# [Available records]
----
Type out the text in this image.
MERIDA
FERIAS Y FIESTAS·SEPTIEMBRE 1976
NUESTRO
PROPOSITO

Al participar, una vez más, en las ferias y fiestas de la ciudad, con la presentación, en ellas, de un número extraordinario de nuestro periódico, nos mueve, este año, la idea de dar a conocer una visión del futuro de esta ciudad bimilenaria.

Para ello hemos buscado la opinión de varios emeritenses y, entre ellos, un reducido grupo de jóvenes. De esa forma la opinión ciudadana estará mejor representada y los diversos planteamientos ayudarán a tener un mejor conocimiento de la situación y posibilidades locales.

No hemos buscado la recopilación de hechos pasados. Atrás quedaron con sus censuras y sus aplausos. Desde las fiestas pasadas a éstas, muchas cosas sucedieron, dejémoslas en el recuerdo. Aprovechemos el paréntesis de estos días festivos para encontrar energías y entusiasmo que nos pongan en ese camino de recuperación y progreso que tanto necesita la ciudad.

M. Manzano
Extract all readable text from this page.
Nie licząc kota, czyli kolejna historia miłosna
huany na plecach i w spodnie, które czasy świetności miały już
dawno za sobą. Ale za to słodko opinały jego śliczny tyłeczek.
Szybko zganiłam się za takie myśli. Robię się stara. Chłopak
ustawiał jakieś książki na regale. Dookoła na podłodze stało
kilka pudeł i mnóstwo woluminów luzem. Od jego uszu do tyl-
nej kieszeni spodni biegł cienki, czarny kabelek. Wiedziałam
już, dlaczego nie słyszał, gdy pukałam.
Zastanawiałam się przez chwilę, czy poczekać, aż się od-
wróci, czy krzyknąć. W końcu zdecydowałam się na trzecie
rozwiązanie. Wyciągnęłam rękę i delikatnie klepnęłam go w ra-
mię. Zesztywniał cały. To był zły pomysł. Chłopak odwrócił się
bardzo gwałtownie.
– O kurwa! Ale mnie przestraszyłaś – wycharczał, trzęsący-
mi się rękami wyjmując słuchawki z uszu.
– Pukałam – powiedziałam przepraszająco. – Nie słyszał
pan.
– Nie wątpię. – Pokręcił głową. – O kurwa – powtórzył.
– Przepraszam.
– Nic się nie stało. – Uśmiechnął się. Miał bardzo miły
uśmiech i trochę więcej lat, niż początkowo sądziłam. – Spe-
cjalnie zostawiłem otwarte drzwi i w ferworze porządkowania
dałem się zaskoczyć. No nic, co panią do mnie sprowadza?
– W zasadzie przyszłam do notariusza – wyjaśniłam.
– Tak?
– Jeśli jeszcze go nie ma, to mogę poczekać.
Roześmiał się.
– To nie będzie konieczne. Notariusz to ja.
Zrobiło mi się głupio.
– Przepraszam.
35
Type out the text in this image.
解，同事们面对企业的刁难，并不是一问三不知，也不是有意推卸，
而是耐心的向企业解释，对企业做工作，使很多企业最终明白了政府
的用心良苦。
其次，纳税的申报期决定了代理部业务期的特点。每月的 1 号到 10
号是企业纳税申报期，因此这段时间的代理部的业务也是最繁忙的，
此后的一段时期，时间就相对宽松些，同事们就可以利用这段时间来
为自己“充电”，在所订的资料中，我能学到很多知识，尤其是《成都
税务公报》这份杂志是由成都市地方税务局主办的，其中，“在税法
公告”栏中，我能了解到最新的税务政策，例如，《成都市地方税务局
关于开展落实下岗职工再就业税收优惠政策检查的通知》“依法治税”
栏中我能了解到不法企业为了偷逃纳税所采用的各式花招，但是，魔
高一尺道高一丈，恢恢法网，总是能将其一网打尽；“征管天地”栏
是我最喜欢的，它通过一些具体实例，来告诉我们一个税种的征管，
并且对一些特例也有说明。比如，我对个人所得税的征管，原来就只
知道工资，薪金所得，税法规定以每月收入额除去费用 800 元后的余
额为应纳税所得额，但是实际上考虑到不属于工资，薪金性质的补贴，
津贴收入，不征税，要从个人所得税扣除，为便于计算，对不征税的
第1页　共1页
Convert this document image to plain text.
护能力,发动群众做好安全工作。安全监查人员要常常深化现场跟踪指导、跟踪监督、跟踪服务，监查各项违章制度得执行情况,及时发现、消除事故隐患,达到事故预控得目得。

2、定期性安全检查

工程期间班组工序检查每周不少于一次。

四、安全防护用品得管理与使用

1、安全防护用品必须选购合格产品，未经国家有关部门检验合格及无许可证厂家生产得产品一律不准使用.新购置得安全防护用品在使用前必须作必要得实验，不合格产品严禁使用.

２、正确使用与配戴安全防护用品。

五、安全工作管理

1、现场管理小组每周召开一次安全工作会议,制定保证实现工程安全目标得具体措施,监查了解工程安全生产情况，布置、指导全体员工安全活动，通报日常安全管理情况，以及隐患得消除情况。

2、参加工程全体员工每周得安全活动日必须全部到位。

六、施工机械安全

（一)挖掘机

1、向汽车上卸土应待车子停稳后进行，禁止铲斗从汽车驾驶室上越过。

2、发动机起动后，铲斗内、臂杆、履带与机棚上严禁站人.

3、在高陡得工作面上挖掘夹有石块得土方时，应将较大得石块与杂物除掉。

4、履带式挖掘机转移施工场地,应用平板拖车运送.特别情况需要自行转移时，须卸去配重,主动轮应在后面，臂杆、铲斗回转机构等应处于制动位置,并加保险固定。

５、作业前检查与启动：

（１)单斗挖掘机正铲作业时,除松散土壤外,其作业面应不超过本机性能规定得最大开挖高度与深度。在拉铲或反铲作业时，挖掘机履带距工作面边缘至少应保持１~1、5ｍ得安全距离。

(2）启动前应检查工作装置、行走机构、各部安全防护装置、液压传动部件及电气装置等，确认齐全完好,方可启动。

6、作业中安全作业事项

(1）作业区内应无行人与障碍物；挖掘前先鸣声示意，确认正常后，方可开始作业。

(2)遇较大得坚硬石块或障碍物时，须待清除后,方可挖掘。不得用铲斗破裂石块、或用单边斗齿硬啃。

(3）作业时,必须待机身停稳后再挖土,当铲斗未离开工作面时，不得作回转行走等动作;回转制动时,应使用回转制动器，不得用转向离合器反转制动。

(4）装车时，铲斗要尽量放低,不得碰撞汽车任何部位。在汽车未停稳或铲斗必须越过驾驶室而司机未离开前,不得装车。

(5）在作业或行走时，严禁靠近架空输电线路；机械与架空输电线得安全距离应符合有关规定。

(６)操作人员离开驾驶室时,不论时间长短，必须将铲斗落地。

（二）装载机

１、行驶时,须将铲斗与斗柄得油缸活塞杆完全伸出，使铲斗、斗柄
----
# [What to work on]
Quote only the lines from the line containing "Convert this document image to plain text." through the end of the listing, please, keeping both the first and the last line.

# [The completed task]
Convert this document image to plain text.
护能力,发动群众做好安全工作。安全监查人员要常常深化现场跟踪指导、跟踪监督、跟踪服务，监查各项违章制度得执行情况,及时发现、消除事故隐患,达到事故预控得目得。

2、定期性安全检查

工程期间班组工序检查每周不少于一次。

四、安全防护用品得管理与使用

1、安全防护用品必须选购合格产品，未经国家有关部门检验合格及无许可证厂家生产得产品一律不准使用.新购置得安全防护用品在使用前必须作必要得实验，不合格产品严禁使用.

２、正确使用与配戴安全防护用品。

五、安全工作管理

1、现场管理小组每周召开一次安全工作会议,制定保证实现工程安全目标得具体措施,监查了解工程安全生产情况，布置、指导全体员工安全活动，通报日常安全管理情况，以及隐患得消除情况。

2、参加工程全体员工每周得安全活动日必须全部到位。

六、施工机械安全

（一)挖掘机

1、向汽车上卸土应待车子停稳后进行，禁止铲斗从汽车驾驶室上越过。

2、发动机起动后，铲斗内、臂杆、履带与机棚上严禁站人.

3、在高陡得工作面上挖掘夹有石块得土方时，应将较大得石块与杂物除掉。

4、履带式挖掘机转移施工场地,应用平板拖车运送.特别情况需要自行转移时，须卸去配重,主动轮应在后面，臂杆、铲斗回转机构等应处于制动位置,并加保险固定。

５、作业前检查与启动：

（１)单斗挖掘机正铲作业时,除松散土壤外,其作业面应不超过本机性能规定得最大开挖高度与深度。在拉铲或反铲作业时，挖掘机履带距工作面边缘至少应保持１~1、5ｍ得安全距离。

(2）启动前应检查工作装置、行走机构、各部安全防护装置、液压传动部件及电气装置等，确认齐全完好,方可启动。

6、作业中安全作业事项

(1）作业区内应无行人与障碍物；挖掘前先鸣声示意，确认正常后，方可开始作业。

(2)遇较大得坚硬石块或障碍物时，须待清除后,方可挖掘。不得用铲斗破裂石块、或用单边斗齿硬啃。

(3）作业时,必须待机身停稳后再挖土,当铲斗未离开工作面时，不得作回转行走等动作;回转制动时,应使用回转制动器，不得用转向离合器反转制动。

(4）装车时，铲斗要尽量放低,不得碰撞汽车任何部位。在汽车未停稳或铲斗必须越过驾驶室而司机未离开前,不得装车。

(5）在作业或行走时，严禁靠近架空输电线路；机械与架空输电线得安全距离应符合有关规定。

(６)操作人员离开驾驶室时,不论时间长短，必须将铲斗落地。

（二）装载机

１、行驶时,须将铲斗与斗柄得油缸活塞杆完全伸出，使铲斗、斗柄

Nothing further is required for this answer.